— SOURCE EXTRACT —
◆ ◆ ◆ ◆ ◆ ◆ ◆

Is microgrid an answer to rural India’s power woes?
Microgrid can be defined as a small network of electricity users with a local source of supply that is usually attached to a centralised national grid, but is able to function independently. From India’s context, rural microgrid is a small electricity network implemented at a village level with its own generation unit and the electricity generated thus supplied primarily to the village households and in some cases, to some commercial load centres. These microgrids are often not connected to the national grid and have been set up in the villages where there is no grid connection or even if there is a grid, power supply is highly erratic.
Rural microgrid is not a new concept for India, which has been a pioneer in rural micro grids since 1990s through participation from the private entrepreneurs. These entrepreneurs took the initiative to light up the villages which were under the curse of darkness since ages. In those days, when solar power was not available or was not an affordable technology, biomass or husk based generation was a technology of choice. With the advent of technology, solar power based microgrid has now become an obvious choice for the developers due to various reasons. These solar plants are modular in nature; capacity can be scaled up easily; easier and faster to install; fuel availability is not an issue and O&M is simpler. Capacity of these solar microgrids vary from less than a KW to as high as 10-12 KW. India Energy Storage Alliance (IESA) estimates that India has installed over 2,000 AC microgrids of over 5 kW by 2016 and over 10,000 DC microgrids with the majority sized at less than 1 kW.
A solar microgrid will typically have a set of solar individual modules with capacity of 150–400 W, a set of solar batteries with storage capacity of 75–150 Ah, controllers in some places, inverters for DC to AC conversion for bigger microgrids, and finally, a set of cables carrying electricity to the households and other commercial load points. The households generally get to light 2–3 bulbs and a plug point for charging mobiles. In most of the cases, power from the microgrid is consumed between 6–11 pm. In most of the villages, there is no meter installed to measure the consumption and villagers pay a fixed sum every month, irrespective of their consumption.
In 2014, the World Bank ranked India as home to the world’s largest unelectrified population. Power was either unaffordable, inadequate or non-existent for 240 million people, according to data from the International Energy Agency. The residential sector consumes only about 22% of India’s net generation compared to 37% in the United States. Many Indians with access to electricity, particularly in rural areas, experience chronic rolling blackouts, power outages, and curtailments. The present government, after coming into power has decided to ensure power for all by 2019 and electrify the balance 18,452 unelectrified villages within 1,000 days. Till date, it has been able to electrify 12,699 villages. It is important to know the definition of electrification from the Indian context. A village is called electrified if only 10% of its households and other common places like schools, etc. have access to electricity. Thus, though most of the villages in the
country are now electrified, some 47 million rural households are still without electricity, and even those connected to the grid, suffer frequent outages.
Experts believe that business opportunity is huge in the field of rural microgrid in India. This is why, in recent times, not only the private entrepreneurs, but also some of the global technology giants have shown their business interest in the Indian rural microgrid sector. They have already participated in some of the rural microgrid projects in India and have tried to showcase the technology for such applications. So far, these rural microgrid projects have been funded through various routes – We have seen participation from private entrepreneurs, corporates, NGOs, discoms and technology companies. Some of the developers have even been able to get funding from outside agencies like Asian Development Bank, USAID’s Development Innovation Ventures, International Finance Corporation, etc. The government also provides significant subsidy to these microgrid projects. Developers have also worked out various business models in order to make the venture sustainable. Some developers have focused on the villages where there are telecom towers nearby in order to ensure constant load, while some have identified a village level entrepreneur (VLE) who has been made the owner of the asset to bring more accountability at the village level. On similar lines, some developers have made the community the eventual owner of the solar microgrids that have been set up. However, it will take some time for the developers to figure out the perfect business model for rural microgrids, and we expect some consolidation to happen in this industry in the coming days.

◆ ◆ ◆ ◆ ◆ ◆ ◆

Continue the article on rural microgrids in India from the point where it stops.

Records from a dataset
◆ ◆ ◆ ◆ ◆ ◆ ◆

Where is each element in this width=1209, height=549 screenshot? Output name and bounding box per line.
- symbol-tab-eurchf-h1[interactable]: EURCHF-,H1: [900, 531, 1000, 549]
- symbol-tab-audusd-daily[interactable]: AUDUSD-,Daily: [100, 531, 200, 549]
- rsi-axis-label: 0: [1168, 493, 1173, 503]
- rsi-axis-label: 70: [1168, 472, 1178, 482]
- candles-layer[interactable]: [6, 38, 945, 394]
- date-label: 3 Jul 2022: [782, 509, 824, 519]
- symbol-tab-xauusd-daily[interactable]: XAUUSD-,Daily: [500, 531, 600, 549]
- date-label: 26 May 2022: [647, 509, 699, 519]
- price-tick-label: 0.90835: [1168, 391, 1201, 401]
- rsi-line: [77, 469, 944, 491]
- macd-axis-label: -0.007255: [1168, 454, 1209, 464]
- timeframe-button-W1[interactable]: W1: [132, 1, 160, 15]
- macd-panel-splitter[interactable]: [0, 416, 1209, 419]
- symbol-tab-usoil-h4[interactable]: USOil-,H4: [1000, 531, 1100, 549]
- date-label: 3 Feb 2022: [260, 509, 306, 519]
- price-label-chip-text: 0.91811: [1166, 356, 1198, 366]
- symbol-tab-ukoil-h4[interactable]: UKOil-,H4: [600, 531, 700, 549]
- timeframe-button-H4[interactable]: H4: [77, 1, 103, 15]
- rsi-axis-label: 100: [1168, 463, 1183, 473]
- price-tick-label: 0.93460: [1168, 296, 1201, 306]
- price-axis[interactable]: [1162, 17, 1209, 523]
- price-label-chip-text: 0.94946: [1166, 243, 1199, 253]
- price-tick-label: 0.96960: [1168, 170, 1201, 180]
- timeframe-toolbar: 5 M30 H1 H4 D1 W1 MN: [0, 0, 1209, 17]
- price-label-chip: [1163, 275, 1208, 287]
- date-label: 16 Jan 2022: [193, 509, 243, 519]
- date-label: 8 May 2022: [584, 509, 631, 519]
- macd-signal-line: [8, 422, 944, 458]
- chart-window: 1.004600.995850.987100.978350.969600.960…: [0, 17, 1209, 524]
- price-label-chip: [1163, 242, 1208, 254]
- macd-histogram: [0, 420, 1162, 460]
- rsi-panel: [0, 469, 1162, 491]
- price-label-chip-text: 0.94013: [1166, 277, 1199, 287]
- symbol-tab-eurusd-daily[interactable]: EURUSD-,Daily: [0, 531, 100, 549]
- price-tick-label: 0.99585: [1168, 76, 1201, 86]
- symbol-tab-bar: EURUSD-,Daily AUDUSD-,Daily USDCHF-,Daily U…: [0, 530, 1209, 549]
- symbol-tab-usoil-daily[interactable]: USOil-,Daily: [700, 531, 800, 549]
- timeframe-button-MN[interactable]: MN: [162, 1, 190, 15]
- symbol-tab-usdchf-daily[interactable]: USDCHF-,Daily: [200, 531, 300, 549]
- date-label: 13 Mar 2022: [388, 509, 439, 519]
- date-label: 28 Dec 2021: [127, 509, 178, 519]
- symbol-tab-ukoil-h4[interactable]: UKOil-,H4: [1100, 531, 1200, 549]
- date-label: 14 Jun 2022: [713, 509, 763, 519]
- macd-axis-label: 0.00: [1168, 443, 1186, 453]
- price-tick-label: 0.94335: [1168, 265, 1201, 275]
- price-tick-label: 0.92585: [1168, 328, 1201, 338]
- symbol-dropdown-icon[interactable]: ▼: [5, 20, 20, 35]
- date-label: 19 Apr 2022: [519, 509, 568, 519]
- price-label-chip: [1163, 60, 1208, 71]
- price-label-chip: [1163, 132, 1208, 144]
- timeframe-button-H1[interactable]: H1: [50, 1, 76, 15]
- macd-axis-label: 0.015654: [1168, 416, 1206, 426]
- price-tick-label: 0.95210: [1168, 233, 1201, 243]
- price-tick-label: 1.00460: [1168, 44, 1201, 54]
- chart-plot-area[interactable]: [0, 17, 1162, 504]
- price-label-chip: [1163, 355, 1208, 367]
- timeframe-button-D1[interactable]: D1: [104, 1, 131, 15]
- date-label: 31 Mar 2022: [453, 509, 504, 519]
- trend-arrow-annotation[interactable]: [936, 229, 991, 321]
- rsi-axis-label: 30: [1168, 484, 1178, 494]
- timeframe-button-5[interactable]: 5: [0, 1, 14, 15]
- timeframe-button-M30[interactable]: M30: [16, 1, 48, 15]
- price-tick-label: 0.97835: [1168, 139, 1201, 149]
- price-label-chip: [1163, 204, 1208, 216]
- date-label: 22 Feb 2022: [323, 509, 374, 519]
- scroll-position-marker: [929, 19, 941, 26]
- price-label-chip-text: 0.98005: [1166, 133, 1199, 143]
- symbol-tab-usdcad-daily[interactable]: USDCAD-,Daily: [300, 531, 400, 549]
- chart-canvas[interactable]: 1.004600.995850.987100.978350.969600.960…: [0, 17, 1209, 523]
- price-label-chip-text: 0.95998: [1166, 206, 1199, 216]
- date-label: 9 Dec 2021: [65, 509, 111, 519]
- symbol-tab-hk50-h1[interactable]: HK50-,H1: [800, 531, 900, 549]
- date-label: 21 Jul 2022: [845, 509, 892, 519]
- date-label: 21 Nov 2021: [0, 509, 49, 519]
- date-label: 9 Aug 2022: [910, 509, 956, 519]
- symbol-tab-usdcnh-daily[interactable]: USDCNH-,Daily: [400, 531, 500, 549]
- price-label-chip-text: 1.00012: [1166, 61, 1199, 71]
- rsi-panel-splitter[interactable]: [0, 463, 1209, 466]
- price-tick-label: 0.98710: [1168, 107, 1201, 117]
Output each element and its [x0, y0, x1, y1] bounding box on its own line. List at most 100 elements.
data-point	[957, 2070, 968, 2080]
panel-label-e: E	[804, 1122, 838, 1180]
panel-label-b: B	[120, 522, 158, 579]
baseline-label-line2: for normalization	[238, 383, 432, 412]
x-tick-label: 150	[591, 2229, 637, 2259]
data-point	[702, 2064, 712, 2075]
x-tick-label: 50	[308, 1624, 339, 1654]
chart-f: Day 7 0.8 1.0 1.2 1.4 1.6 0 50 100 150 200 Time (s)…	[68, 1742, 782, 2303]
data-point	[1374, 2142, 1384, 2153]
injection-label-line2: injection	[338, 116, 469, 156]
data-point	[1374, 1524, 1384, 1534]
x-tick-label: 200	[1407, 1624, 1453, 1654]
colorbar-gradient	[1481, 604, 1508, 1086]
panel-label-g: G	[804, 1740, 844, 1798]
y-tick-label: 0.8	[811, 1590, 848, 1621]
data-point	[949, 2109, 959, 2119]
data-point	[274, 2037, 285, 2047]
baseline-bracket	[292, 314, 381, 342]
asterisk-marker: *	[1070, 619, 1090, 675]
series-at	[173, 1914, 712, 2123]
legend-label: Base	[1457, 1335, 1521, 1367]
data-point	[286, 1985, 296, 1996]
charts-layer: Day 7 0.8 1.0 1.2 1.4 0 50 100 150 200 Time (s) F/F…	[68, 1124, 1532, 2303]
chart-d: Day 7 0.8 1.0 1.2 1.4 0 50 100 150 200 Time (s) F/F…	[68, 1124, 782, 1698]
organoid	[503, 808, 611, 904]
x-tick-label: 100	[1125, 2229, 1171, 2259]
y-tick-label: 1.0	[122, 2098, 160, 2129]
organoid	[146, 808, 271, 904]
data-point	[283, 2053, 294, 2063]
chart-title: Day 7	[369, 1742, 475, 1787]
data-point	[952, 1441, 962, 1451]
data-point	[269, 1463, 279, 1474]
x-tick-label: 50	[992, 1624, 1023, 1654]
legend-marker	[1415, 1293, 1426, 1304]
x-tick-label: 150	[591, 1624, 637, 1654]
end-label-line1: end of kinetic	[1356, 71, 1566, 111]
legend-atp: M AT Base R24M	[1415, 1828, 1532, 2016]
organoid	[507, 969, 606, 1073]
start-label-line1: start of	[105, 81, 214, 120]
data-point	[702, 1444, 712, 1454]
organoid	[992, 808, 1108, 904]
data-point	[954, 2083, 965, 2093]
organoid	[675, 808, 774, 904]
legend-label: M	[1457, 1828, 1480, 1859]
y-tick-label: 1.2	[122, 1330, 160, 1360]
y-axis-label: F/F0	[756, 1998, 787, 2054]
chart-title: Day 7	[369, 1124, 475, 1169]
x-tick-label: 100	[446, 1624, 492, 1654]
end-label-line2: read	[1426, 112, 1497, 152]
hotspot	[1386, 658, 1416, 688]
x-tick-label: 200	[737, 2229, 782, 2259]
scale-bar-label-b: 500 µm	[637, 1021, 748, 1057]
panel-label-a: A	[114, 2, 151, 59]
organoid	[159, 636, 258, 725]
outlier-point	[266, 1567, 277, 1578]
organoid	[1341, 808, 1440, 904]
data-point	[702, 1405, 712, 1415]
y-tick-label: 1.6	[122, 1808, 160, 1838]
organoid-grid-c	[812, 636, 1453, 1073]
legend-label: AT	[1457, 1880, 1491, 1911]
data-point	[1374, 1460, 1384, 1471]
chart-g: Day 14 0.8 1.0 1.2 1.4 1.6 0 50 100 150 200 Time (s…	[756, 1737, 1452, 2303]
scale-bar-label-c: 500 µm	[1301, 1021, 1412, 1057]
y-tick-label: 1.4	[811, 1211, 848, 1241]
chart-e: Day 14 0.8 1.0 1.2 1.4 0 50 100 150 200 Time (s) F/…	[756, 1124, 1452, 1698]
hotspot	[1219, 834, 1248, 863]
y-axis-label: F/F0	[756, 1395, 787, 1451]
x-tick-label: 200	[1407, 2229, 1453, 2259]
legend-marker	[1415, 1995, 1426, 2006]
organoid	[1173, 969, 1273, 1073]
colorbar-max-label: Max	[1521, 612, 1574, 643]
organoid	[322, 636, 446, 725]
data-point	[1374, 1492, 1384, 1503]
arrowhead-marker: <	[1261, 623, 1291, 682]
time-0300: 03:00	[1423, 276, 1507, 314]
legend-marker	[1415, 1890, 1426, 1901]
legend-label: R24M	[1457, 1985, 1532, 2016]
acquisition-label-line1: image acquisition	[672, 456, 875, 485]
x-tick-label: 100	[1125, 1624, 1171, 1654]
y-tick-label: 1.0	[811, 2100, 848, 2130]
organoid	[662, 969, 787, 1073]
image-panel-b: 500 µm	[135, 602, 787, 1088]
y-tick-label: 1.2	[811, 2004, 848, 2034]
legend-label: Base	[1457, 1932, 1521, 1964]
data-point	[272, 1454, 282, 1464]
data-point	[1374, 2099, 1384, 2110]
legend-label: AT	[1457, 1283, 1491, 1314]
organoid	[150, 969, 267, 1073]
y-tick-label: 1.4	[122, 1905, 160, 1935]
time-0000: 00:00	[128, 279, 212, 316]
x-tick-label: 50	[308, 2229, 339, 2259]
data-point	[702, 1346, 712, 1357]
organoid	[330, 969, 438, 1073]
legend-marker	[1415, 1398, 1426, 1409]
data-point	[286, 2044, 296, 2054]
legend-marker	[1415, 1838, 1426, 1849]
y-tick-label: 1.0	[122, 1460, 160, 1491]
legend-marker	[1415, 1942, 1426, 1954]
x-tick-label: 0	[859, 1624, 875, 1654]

◆ ◆ ◆ ◆ ◆ ◆ ◆

— EXERCISE ANSWER —
The industry is nonetheless plagued with some challenges. The biggest challenge in operating a microgrid is the uncertainty around tariff payment and the absence of large commercial loads in villages. The developers want to ensure steady recovery of their capital investment and money to fund the maintenance expenditure. This uncertainty increases the risk profile of the project significantly. The second challenge is the sustainability of the venture in case the grid reaches the village and villagers decide to switch to the grid network due to lower tariff. This has been in the minds of most of the developers and nobody has a proper exit strategy if this happens. Most of the developers are expecting a regulation from the government for the microgrid villages to sustain their business over a long term. The third challenge is the availability of funding at concessional rates to the developers. Most of these projects are high risk and majority of the developers are small time private entrepreneurs, hence, loan should be available to them at a lower interest rate. In view of this, the government may think of increasing the subsidy for such projects. The fourth challenge is to ensure security of the assets. Many developers have reported cases of theft of assets, breakage of solar panels, etc. However, they are unable to maintain an operator for the assets as this may increase the operational cost. Other than these, there are other challenges like getting approvals for laying underground cables when the network crosses any highway, low or no growth in electricity demand from the villagers and limited scope of expansion to other villages, etc.
The challenges are plenty, however microgrid has been a silver lining in the long history of darkness for rural India. It is time for all the stakeholders to come to a single platform, engage into discussions and come out with a model which is profitable and sustainable, and can be easily replicated and scaled up. Support from the government as well as the international community will be critical in this journey of bringing light to each and every household of India.